## The exercise
Extract the records below word for word and ignore the images.

## Input
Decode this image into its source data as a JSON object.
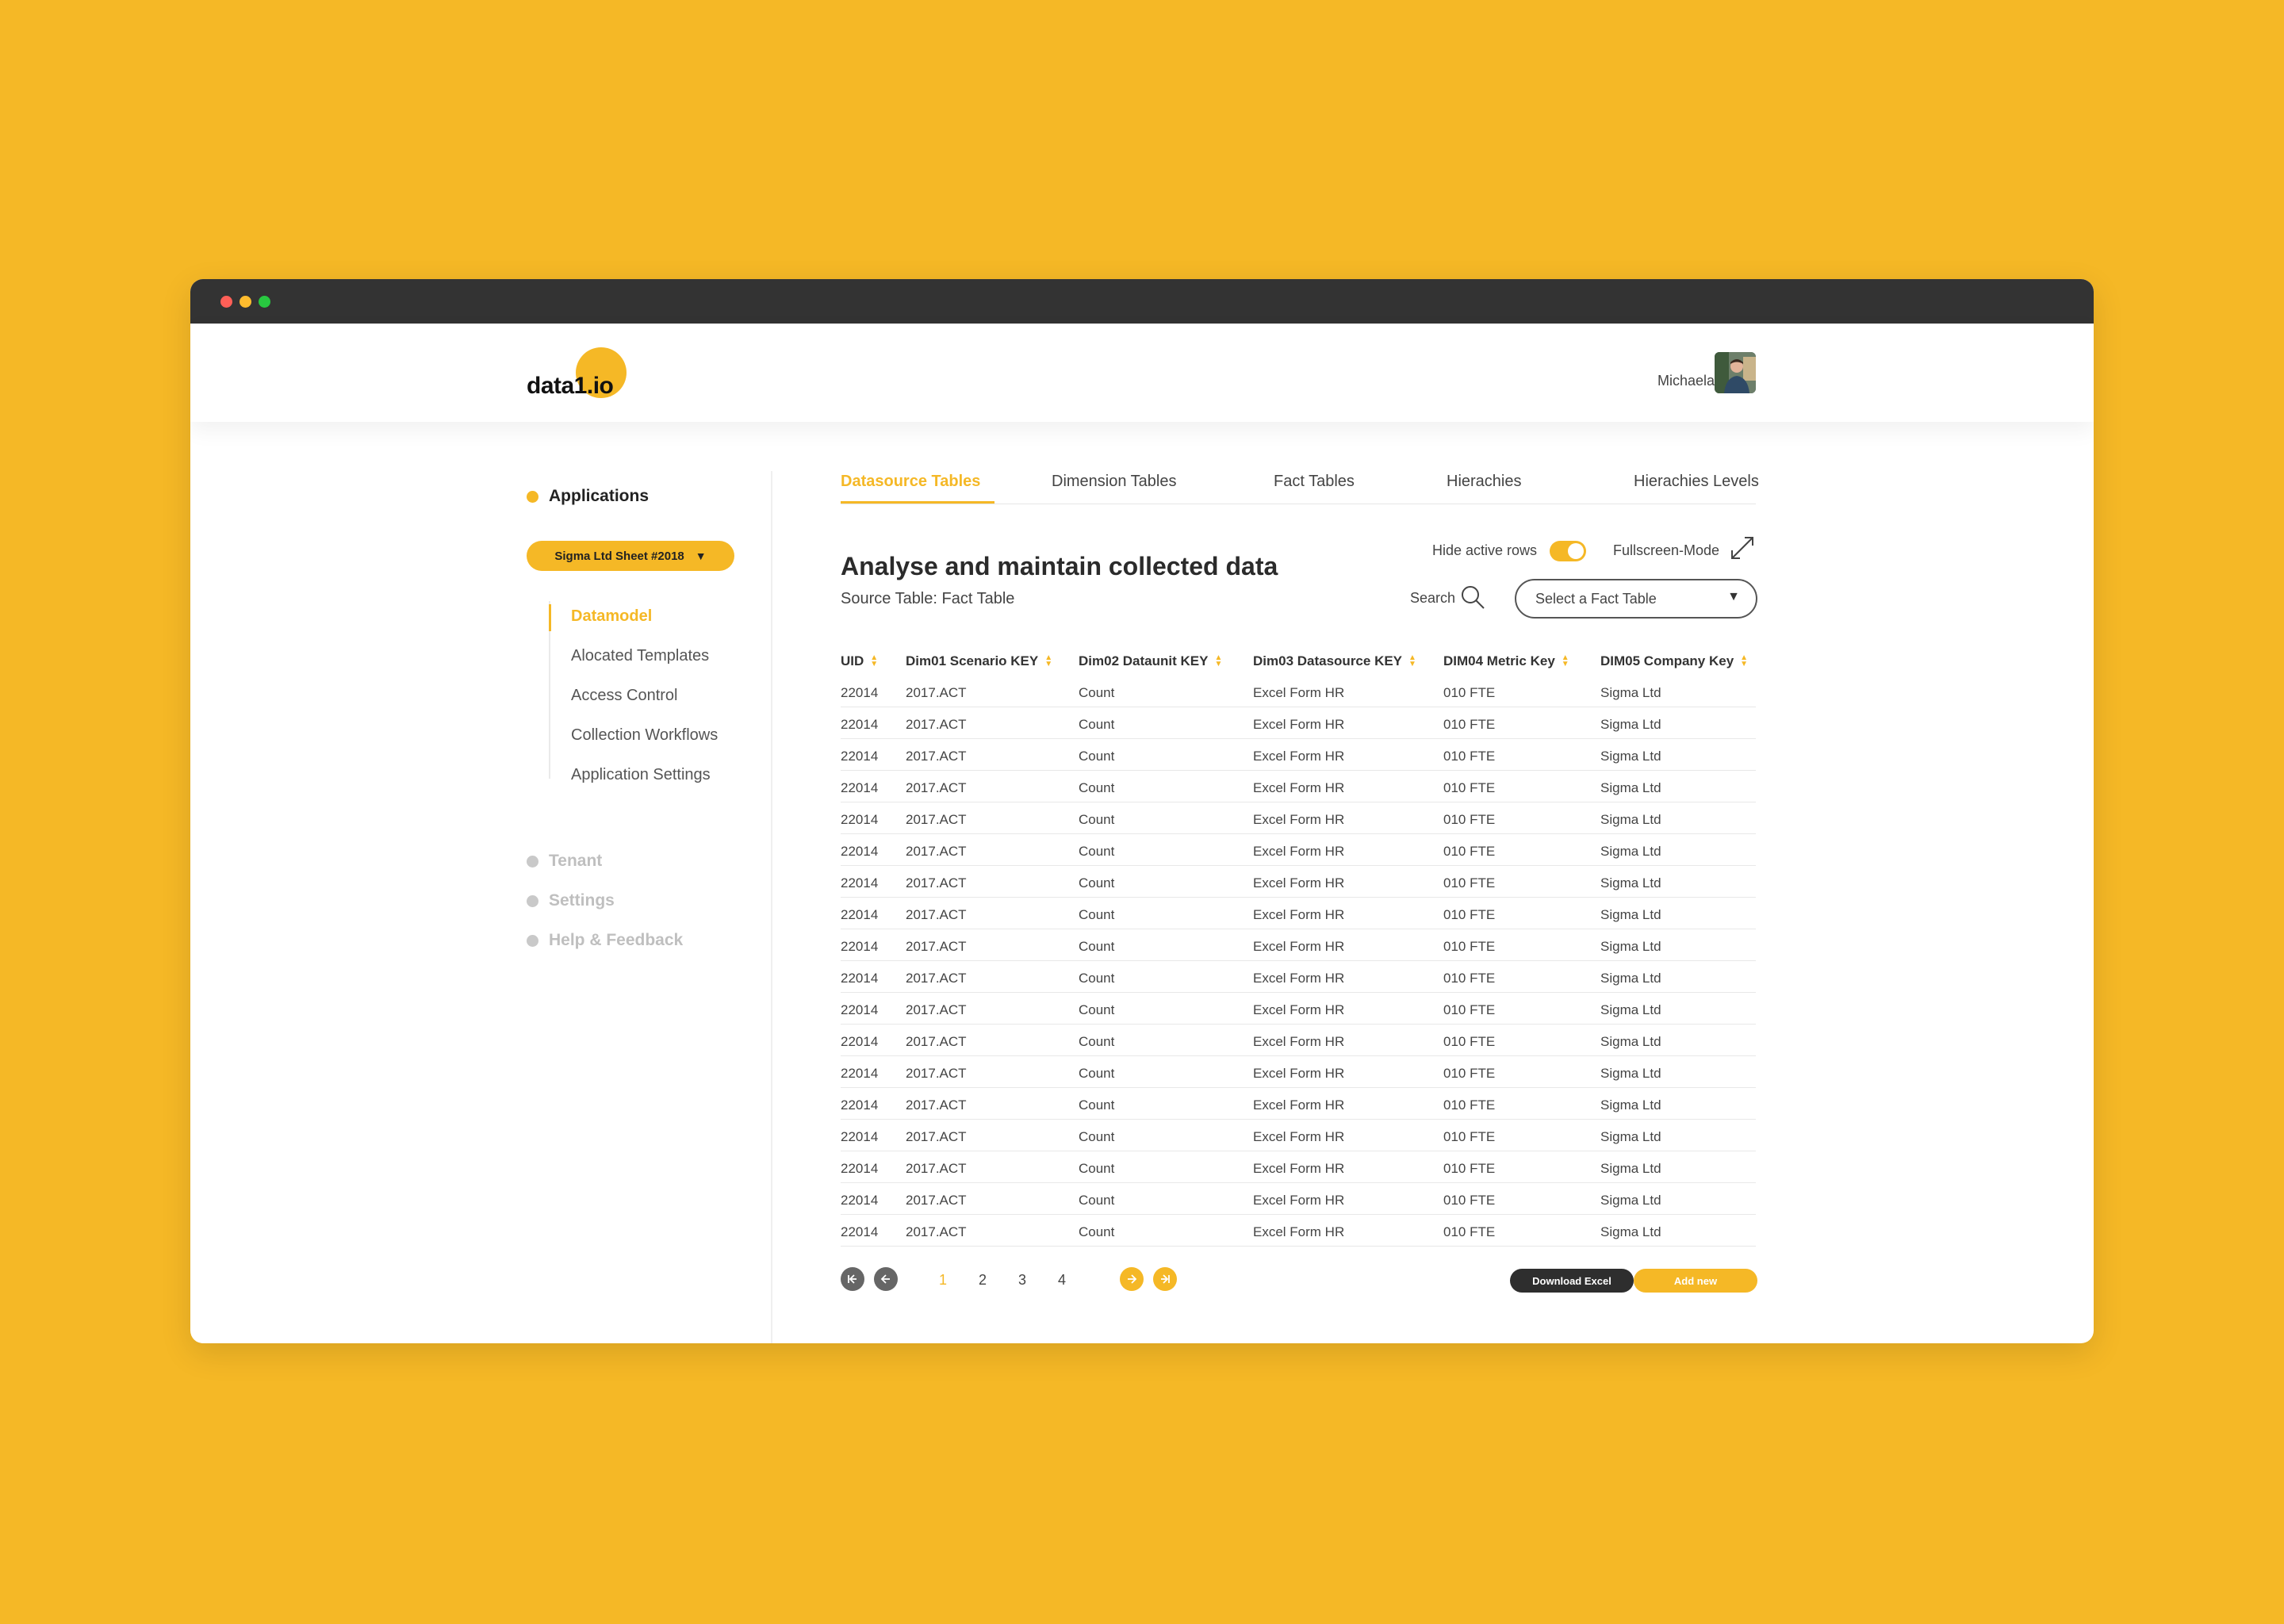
{
  "header": {
    "logo_text": "data1.io",
    "user_name": "Michaela"
  },
  "sidebar": {
    "applications_label": "Applications",
    "app_selector": "Sigma Ltd Sheet #2018",
    "sub_items": [
      {
        "label": "Datamodel",
        "active": true
      },
      {
        "label": "Alocated Templates",
        "active": false
      },
      {
        "label": "Access Control",
        "active": false
      },
      {
        "label": "Collection Workflows",
        "active": false
      },
      {
        "label": "Application Settings",
        "active": false
      }
    ],
    "other_sections": [
      "Tenant",
      "Settings",
      "Help & Feedback"
    ]
  },
  "tabs": [
    {
      "label": "Datasource Tables",
      "active": true
    },
    {
      "label": "Dimension Tables",
      "active": false
    },
    {
      "label": "Fact Tables",
      "active": false
    },
    {
      "label": "Hierachies",
      "active": false
    },
    {
      "label": "Hierachies Levels",
      "active": false
    }
  ],
  "main": {
    "title": "Analyse and maintain collected data",
    "subtitle": "Source Table: Fact Table",
    "hide_rows_label": "Hide active rows",
    "hide_rows_on": true,
    "fullscreen_label": "Fullscreen-Mode",
    "search_label": "Search",
    "fact_select_placeholder": "Select a Fact Table"
  },
  "table": {
    "columns": [
      "UID",
      "Dim01 Scenario KEY",
      "Dim02 Dataunit KEY",
      "Dim03 Datasource KEY",
      "DIM04 Metric Key",
      "DIM05 Company Key"
    ],
    "rows": [
      [
        "22014",
        "2017.ACT",
        "Count",
        "Excel Form HR",
        "010 FTE",
        "Sigma Ltd"
      ],
      [
        "22014",
        "2017.ACT",
        "Count",
        "Excel Form HR",
        "010 FTE",
        "Sigma Ltd"
      ],
      [
        "22014",
        "2017.ACT",
        "Count",
        "Excel Form HR",
        "010 FTE",
        "Sigma Ltd"
      ],
      [
        "22014",
        "2017.ACT",
        "Count",
        "Excel Form HR",
        "010 FTE",
        "Sigma Ltd"
      ],
      [
        "22014",
        "2017.ACT",
        "Count",
        "Excel Form HR",
        "010 FTE",
        "Sigma Ltd"
      ],
      [
        "22014",
        "2017.ACT",
        "Count",
        "Excel Form HR",
        "010 FTE",
        "Sigma Ltd"
      ],
      [
        "22014",
        "2017.ACT",
        "Count",
        "Excel Form HR",
        "010 FTE",
        "Sigma Ltd"
      ],
      [
        "22014",
        "2017.ACT",
        "Count",
        "Excel Form HR",
        "010 FTE",
        "Sigma Ltd"
      ],
      [
        "22014",
        "2017.ACT",
        "Count",
        "Excel Form HR",
        "010 FTE",
        "Sigma Ltd"
      ],
      [
        "22014",
        "2017.ACT",
        "Count",
        "Excel Form HR",
        "010 FTE",
        "Sigma Ltd"
      ],
      [
        "22014",
        "2017.ACT",
        "Count",
        "Excel Form HR",
        "010 FTE",
        "Sigma Ltd"
      ],
      [
        "22014",
        "2017.ACT",
        "Count",
        "Excel Form HR",
        "010 FTE",
        "Sigma Ltd"
      ],
      [
        "22014",
        "2017.ACT",
        "Count",
        "Excel Form HR",
        "010 FTE",
        "Sigma Ltd"
      ],
      [
        "22014",
        "2017.ACT",
        "Count",
        "Excel Form HR",
        "010 FTE",
        "Sigma Ltd"
      ],
      [
        "22014",
        "2017.ACT",
        "Count",
        "Excel Form HR",
        "010 FTE",
        "Sigma Ltd"
      ],
      [
        "22014",
        "2017.ACT",
        "Count",
        "Excel Form HR",
        "010 FTE",
        "Sigma Ltd"
      ],
      [
        "22014",
        "2017.ACT",
        "Count",
        "Excel Form HR",
        "010 FTE",
        "Sigma Ltd"
      ],
      [
        "22014",
        "2017.ACT",
        "Count",
        "Excel Form HR",
        "010 FTE",
        "Sigma Ltd"
      ]
    ]
  },
  "pagination": {
    "pages": [
      "1",
      "2",
      "3",
      "4"
    ],
    "current": "1"
  },
  "actions": {
    "download_label": "Download Excel",
    "add_label": "Add new"
  },
  "colors": {
    "accent": "#F5B826",
    "titlebar": "#333333",
    "dark_button": "#2e2e2e"
  }
}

## Task response
Decode this image into its source data as a JSON object.
{
  "header": {
    "logo_text": "data1.io",
    "user_name": "Michaela"
  },
  "sidebar": {
    "applications_label": "Applications",
    "app_selector": "Sigma Ltd Sheet #2018",
    "sub_items": [
      {
        "label": "Datamodel",
        "active": true
      },
      {
        "label": "Alocated Templates",
        "active": false
      },
      {
        "label": "Access Control",
        "active": false
      },
      {
        "label": "Collection Workflows",
        "active": false
      },
      {
        "label": "Application Settings",
        "active": false
      }
    ],
    "other_sections": [
      "Tenant",
      "Settings",
      "Help & Feedback"
    ]
  },
  "tabs": [
    {
      "label": "Datasource Tables",
      "active": true
    },
    {
      "label": "Dimension Tables",
      "active": false
    },
    {
      "label": "Fact Tables",
      "active": false
    },
    {
      "label": "Hierachies",
      "active": false
    },
    {
      "label": "Hierachies Levels",
      "active": false
    }
  ],
  "main": {
    "title": "Analyse and maintain collected data",
    "subtitle": "Source Table: Fact Table",
    "hide_rows_label": "Hide active rows",
    "hide_rows_on": true,
    "fullscreen_label": "Fullscreen-Mode",
    "search_label": "Search",
    "fact_select_placeholder": "Select a Fact Table"
  },
  "table": {
    "columns": [
      "UID",
      "Dim01 Scenario KEY",
      "Dim02 Dataunit KEY",
      "Dim03 Datasource KEY",
      "DIM04 Metric Key",
      "DIM05 Company Key"
    ],
    "rows": [
      [
        "22014",
        "2017.ACT",
        "Count",
        "Excel Form HR",
        "010 FTE",
        "Sigma Ltd"
      ],
      [
        "22014",
        "2017.ACT",
        "Count",
        "Excel Form HR",
        "010 FTE",
        "Sigma Ltd"
      ],
      [
        "22014",
        "2017.ACT",
        "Count",
        "Excel Form HR",
        "010 FTE",
        "Sigma Ltd"
      ],
      [
        "22014",
        "2017.ACT",
        "Count",
        "Excel Form HR",
        "010 FTE",
        "Sigma Ltd"
      ],
      [
        "22014",
        "2017.ACT",
        "Count",
        "Excel Form HR",
        "010 FTE",
        "Sigma Ltd"
      ],
      [
        "22014",
        "2017.ACT",
        "Count",
        "Excel Form HR",
        "010 FTE",
        "Sigma Ltd"
      ],
      [
        "22014",
        "2017.ACT",
        "Count",
        "Excel Form HR",
        "010 FTE",
        "Sigma Ltd"
      ],
      [
        "22014",
        "2017.ACT",
        "Count",
        "Excel Form HR",
        "010 FTE",
        "Sigma Ltd"
      ],
      [
        "22014",
        "2017.ACT",
        "Count",
        "Excel Form HR",
        "010 FTE",
        "Sigma Ltd"
      ],
      [
        "22014",
        "2017.ACT",
        "Count",
        "Excel Form HR",
        "010 FTE",
        "Sigma Ltd"
      ],
      [
        "22014",
        "2017.ACT",
        "Count",
        "Excel Form HR",
        "010 FTE",
        "Sigma Ltd"
      ],
      [
        "22014",
        "2017.ACT",
        "Count",
        "Excel Form HR",
        "010 FTE",
        "Sigma Ltd"
      ],
      [
        "22014",
        "2017.ACT",
        "Count",
        "Excel Form HR",
        "010 FTE",
        "Sigma Ltd"
      ],
      [
        "22014",
        "2017.ACT",
        "Count",
        "Excel Form HR",
        "010 FTE",
        "Sigma Ltd"
      ],
      [
        "22014",
        "2017.ACT",
        "Count",
        "Excel Form HR",
        "010 FTE",
        "Sigma Ltd"
      ],
      [
        "22014",
        "2017.ACT",
        "Count",
        "Excel Form HR",
        "010 FTE",
        "Sigma Ltd"
      ],
      [
        "22014",
        "2017.ACT",
        "Count",
        "Excel Form HR",
        "010 FTE",
        "Sigma Ltd"
      ],
      [
        "22014",
        "2017.ACT",
        "Count",
        "Excel Form HR",
        "010 FTE",
        "Sigma Ltd"
      ]
    ]
  },
  "pagination": {
    "pages": [
      "1",
      "2",
      "3",
      "4"
    ],
    "current": "1"
  },
  "actions": {
    "download_label": "Download Excel",
    "add_label": "Add new"
  },
  "colors": {
    "accent": "#F5B826",
    "titlebar": "#333333",
    "dark_button": "#2e2e2e"
  }
}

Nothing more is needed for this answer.